» CONSIGNE 1
Recopiez les lignes des données, de la ligne qui contient « UI element localization: list » jusqu'à celle qui contient « 258, 425, 273] », toutes deux comprises, en remplaçant « trash-icon » par « bin-icon » sans rien modifier d'autre. Laissez les images de côté.

» TEXTE
Francesco Vanni est le peintre siennois le plus important de la fin du XVIème siècle et un artiste clé de la peinture italienne de la Contre-Réforme. Il développe un style tout à fait spécifique, s'inspirant non des modèles florentins mais plutôt des écoles romaines, bolognaises et des Marches, et en particulier de l'œuvre de son contemporain Federico Barocci (Urbino 1535 - 1612), même s'il semble que les deux artistes ne se sont jamais rencontrés.

 

Francesco Vanni naît à Sienne vers 1563-1564. Son père décède en 1567 et sa mère se remarie avec Arcangelo Salimbeni (1536 - 1579), alors l'un des principaux peintres siennois. Son demi-frère Ventura Salembini (1568 - 1613) deviendra également un peintre reconnu. Il poursuit son apprentissage à Bologne et à Rome où il rentre dans l'atelier du peintre Giovanni de Vecchi (1536 - 1614), où il est très influencé, comme d'autres peintres toscans de cette époque, par l'art de Federico Barocci.

» CONSIGNE 2
Résumez en deux phrases le texte sur Francesco Vanni.

» LES DONNÉES
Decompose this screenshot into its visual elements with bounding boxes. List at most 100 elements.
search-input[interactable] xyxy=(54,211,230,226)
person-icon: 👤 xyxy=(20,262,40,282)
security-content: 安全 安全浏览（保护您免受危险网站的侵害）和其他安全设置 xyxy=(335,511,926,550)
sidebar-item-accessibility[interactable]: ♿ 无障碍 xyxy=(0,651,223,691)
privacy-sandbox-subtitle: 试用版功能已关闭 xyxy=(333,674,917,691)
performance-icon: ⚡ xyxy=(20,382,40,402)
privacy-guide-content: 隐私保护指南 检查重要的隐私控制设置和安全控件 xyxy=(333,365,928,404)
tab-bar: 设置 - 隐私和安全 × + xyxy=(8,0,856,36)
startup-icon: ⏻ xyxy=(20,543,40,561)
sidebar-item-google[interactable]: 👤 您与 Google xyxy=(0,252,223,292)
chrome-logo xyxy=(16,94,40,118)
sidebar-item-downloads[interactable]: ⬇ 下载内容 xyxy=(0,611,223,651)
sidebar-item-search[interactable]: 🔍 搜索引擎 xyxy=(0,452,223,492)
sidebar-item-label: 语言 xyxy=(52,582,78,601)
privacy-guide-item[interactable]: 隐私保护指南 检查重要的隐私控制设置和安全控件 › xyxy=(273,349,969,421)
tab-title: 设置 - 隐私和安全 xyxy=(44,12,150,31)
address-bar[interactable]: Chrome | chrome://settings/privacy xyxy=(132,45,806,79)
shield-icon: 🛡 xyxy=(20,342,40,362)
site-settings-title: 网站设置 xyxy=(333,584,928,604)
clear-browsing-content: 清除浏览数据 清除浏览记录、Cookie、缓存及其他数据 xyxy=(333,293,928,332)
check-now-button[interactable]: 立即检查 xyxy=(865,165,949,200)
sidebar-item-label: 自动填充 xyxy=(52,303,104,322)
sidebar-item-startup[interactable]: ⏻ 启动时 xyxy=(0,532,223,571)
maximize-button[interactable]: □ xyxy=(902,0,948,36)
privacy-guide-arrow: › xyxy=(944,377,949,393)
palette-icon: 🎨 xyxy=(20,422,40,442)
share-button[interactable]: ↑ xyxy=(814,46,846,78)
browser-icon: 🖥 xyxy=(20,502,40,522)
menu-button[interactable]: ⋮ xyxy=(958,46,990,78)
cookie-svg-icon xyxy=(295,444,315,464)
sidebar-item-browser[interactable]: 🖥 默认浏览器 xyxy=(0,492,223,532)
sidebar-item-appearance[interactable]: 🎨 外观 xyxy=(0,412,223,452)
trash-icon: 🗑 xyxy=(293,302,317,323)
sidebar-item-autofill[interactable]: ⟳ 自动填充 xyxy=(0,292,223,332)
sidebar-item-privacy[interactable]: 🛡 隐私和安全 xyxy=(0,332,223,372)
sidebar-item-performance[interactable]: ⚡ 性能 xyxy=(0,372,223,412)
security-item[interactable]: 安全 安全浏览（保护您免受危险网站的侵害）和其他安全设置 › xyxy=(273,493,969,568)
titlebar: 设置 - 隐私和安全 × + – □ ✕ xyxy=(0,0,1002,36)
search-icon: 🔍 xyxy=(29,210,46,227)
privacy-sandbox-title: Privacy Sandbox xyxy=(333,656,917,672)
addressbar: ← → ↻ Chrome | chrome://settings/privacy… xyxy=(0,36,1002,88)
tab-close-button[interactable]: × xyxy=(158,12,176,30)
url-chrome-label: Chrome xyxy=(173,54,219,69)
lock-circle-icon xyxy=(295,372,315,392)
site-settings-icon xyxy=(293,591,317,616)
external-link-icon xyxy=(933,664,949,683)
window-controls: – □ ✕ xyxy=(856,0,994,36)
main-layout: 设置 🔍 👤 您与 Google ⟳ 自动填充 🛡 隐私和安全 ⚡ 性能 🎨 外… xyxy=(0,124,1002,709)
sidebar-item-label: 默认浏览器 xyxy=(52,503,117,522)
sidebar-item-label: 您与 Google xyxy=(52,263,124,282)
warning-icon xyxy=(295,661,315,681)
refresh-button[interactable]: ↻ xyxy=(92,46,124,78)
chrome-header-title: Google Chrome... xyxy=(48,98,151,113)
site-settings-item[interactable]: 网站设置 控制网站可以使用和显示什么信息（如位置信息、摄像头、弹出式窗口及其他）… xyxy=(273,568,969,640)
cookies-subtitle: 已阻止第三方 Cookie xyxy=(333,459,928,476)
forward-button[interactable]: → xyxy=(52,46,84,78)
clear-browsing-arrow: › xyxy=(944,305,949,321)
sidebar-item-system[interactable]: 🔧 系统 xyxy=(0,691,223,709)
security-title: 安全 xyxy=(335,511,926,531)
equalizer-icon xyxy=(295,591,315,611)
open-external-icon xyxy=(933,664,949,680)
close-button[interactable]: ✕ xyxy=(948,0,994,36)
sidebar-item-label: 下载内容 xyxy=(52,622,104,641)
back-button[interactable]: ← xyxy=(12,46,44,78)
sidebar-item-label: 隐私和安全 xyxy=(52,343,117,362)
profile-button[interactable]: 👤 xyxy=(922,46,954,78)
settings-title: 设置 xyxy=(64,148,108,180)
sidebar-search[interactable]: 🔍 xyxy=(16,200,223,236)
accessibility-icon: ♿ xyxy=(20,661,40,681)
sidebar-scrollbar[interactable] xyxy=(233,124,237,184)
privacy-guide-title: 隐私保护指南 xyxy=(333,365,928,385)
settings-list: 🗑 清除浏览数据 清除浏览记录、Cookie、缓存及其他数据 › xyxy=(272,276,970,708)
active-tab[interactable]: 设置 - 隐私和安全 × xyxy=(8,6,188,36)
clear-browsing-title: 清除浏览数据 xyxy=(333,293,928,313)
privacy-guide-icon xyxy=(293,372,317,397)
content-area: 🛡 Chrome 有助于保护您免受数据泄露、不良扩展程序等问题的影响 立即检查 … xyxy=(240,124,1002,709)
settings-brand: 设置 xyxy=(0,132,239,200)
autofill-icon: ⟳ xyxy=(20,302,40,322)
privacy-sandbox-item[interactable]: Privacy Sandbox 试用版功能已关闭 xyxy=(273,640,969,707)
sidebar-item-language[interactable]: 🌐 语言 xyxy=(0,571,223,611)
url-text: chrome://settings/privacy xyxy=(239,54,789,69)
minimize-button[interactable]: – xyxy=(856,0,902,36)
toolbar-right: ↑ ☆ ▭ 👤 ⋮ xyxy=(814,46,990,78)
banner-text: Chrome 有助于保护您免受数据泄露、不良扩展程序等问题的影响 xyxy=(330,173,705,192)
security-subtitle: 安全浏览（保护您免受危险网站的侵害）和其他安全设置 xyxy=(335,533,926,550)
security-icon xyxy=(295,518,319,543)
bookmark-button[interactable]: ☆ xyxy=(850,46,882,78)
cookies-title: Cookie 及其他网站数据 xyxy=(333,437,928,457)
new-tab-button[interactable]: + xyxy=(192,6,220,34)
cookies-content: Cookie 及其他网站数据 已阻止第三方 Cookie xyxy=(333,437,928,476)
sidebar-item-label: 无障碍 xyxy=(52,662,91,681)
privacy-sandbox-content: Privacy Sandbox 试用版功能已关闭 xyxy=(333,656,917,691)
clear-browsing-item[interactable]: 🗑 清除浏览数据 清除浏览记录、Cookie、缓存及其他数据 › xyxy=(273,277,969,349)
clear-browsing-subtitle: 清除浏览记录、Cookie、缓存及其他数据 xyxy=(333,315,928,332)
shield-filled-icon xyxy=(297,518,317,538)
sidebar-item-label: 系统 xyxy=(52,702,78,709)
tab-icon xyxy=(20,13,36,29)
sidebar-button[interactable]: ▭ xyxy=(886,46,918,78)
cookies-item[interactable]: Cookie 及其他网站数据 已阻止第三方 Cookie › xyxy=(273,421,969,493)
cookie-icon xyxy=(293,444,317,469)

* * *

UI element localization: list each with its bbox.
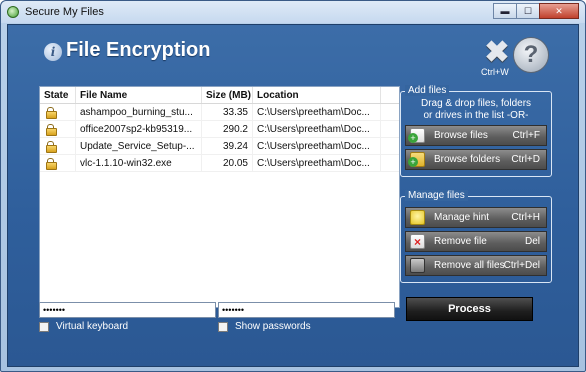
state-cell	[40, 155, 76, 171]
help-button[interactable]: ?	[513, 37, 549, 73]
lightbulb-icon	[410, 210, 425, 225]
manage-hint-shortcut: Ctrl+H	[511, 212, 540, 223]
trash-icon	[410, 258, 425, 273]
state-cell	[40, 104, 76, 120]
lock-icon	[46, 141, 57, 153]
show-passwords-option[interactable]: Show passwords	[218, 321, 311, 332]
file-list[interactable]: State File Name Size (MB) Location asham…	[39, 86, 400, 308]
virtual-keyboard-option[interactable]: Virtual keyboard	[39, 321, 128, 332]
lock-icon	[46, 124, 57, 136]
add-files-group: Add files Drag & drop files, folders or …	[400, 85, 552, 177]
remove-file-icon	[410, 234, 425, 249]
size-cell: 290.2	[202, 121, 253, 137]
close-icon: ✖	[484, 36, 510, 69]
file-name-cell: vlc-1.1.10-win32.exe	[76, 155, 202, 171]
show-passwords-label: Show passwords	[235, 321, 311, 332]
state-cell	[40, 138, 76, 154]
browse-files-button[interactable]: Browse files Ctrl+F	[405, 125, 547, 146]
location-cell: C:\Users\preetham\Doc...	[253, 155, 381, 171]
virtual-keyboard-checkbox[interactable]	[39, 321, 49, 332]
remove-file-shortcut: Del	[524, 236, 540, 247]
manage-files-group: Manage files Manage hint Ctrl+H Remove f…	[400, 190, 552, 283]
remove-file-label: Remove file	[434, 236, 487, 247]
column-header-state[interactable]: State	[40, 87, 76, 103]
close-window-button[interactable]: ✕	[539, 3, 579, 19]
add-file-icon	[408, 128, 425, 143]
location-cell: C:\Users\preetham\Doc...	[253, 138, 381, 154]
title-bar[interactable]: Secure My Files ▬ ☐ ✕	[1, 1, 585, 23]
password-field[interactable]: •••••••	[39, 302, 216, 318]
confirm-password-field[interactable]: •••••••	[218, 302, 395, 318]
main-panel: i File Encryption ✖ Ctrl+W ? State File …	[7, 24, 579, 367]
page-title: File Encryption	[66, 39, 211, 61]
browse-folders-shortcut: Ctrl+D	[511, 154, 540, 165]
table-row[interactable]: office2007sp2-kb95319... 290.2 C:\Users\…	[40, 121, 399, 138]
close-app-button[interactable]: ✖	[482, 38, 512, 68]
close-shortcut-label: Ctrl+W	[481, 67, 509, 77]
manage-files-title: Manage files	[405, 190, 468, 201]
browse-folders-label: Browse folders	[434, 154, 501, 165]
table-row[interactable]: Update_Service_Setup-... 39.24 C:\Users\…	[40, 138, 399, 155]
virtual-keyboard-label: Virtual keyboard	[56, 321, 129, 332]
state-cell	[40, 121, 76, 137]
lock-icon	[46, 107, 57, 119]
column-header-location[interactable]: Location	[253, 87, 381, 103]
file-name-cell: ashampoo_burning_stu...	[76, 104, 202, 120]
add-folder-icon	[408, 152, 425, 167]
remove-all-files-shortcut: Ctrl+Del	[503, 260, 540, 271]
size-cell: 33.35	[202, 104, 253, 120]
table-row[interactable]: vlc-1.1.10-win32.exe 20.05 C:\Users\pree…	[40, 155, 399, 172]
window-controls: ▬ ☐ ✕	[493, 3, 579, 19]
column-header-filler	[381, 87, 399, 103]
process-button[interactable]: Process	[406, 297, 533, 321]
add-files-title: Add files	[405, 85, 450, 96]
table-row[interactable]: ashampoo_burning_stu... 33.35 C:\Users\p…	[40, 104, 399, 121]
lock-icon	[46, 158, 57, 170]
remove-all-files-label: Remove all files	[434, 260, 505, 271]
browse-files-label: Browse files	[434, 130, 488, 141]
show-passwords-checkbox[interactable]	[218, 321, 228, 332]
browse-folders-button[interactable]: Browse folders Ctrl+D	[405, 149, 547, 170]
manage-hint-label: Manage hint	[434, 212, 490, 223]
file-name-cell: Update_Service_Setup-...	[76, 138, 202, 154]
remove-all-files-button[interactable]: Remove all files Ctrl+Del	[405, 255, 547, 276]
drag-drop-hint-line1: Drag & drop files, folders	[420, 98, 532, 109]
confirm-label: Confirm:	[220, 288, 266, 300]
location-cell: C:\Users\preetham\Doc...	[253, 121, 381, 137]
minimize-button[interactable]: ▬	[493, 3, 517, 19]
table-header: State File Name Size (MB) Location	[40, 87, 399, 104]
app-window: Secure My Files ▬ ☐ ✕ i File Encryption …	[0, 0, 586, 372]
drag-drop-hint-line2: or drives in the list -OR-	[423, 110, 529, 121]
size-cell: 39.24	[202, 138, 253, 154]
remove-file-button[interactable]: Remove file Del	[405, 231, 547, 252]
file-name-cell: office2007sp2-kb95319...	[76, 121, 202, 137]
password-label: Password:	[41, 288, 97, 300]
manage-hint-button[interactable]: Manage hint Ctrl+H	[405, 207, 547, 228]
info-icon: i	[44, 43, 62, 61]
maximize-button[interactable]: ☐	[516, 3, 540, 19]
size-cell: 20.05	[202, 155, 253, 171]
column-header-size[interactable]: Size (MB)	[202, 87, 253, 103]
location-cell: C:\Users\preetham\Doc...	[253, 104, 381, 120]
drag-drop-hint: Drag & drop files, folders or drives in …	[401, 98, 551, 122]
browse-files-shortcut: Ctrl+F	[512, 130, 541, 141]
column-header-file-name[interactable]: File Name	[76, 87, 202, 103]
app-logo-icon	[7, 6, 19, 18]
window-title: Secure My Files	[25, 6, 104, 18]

* * *

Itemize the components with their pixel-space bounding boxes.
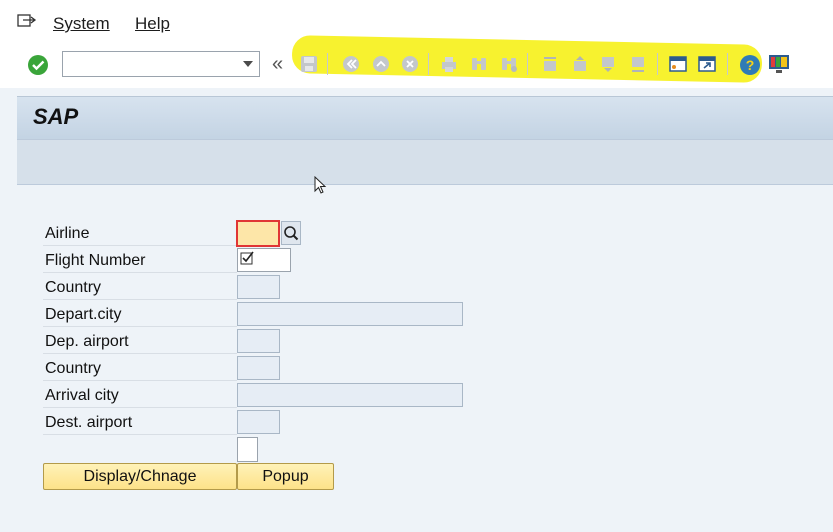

» RÉSULTAT ATTENDU 1
UI element localization: list each with its bbox.
state-cell	[40, 155, 76, 171]
help-button[interactable]: ?	[513, 37, 549, 73]
lightbulb-icon	[410, 210, 425, 225]
manage-hint-shortcut: Ctrl+H	[511, 212, 540, 223]
bin-icon	[410, 258, 425, 273]

» RÉSULTAT ATTENDU 2
Francesco Vanni, né à Sienne vers 1563-1564, est le peintre siennois le plus important de la fin du XVIe siècle et un artiste clé de la peinture italienne de la Contre-Réforme, avec un style inspiré des écoles romaines, bolognaises et des Marches, en particulier de l'œuvre de Federico Barocci. Après la mort de son père, sa mère épouse le peintre Arcangelo Salimbeni, et il poursuit sa formation à Bologne et à Rome, dans l'atelier de Giovanni de Vecchi.